[OBJECTIVE] Report how many lines of the records below include the word "大庇天下寒士俱欢颜". Give nothing but the number.

[WORKING DATA]
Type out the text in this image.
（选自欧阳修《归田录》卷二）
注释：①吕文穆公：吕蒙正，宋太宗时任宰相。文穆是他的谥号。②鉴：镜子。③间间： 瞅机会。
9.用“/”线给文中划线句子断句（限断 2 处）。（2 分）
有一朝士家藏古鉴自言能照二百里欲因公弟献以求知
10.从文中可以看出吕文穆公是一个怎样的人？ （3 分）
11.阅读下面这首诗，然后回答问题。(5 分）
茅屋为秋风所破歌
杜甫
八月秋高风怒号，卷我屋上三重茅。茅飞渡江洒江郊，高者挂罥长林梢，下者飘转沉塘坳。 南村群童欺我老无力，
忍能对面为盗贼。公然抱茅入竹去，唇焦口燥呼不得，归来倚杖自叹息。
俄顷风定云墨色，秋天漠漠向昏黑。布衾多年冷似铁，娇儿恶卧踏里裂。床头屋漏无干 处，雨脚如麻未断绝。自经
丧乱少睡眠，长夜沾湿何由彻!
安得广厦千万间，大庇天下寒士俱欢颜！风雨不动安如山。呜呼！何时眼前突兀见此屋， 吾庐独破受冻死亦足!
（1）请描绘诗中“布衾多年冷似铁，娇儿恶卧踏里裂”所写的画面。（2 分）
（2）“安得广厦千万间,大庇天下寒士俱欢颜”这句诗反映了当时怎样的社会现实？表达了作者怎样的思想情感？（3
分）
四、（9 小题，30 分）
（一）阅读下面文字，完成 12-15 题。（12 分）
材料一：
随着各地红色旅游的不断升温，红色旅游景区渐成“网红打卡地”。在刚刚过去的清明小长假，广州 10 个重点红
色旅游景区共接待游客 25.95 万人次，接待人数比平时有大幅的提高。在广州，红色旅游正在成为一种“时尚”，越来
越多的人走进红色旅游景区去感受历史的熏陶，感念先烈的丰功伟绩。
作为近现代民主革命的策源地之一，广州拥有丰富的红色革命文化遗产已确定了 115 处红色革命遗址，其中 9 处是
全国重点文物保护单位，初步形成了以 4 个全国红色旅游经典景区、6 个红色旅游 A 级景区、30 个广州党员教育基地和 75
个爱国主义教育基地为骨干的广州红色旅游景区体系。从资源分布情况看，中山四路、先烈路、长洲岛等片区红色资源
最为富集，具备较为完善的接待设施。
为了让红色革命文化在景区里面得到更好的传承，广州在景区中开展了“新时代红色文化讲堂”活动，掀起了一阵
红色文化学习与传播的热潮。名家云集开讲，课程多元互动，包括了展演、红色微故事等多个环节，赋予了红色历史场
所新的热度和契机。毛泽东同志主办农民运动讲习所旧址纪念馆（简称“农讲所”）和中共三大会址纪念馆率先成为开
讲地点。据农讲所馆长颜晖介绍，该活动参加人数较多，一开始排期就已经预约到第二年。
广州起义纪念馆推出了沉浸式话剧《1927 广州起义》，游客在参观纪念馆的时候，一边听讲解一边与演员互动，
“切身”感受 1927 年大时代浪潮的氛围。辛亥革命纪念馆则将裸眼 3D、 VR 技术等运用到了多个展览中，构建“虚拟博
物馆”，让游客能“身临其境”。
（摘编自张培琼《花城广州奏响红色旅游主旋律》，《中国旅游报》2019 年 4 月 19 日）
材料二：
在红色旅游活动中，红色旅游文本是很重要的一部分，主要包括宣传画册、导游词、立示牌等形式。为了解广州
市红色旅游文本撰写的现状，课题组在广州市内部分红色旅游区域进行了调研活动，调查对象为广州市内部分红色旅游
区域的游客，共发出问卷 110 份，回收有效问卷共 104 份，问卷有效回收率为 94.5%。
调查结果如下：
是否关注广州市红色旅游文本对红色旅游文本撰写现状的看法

[RESPONSE TO THE EXERCISE] 2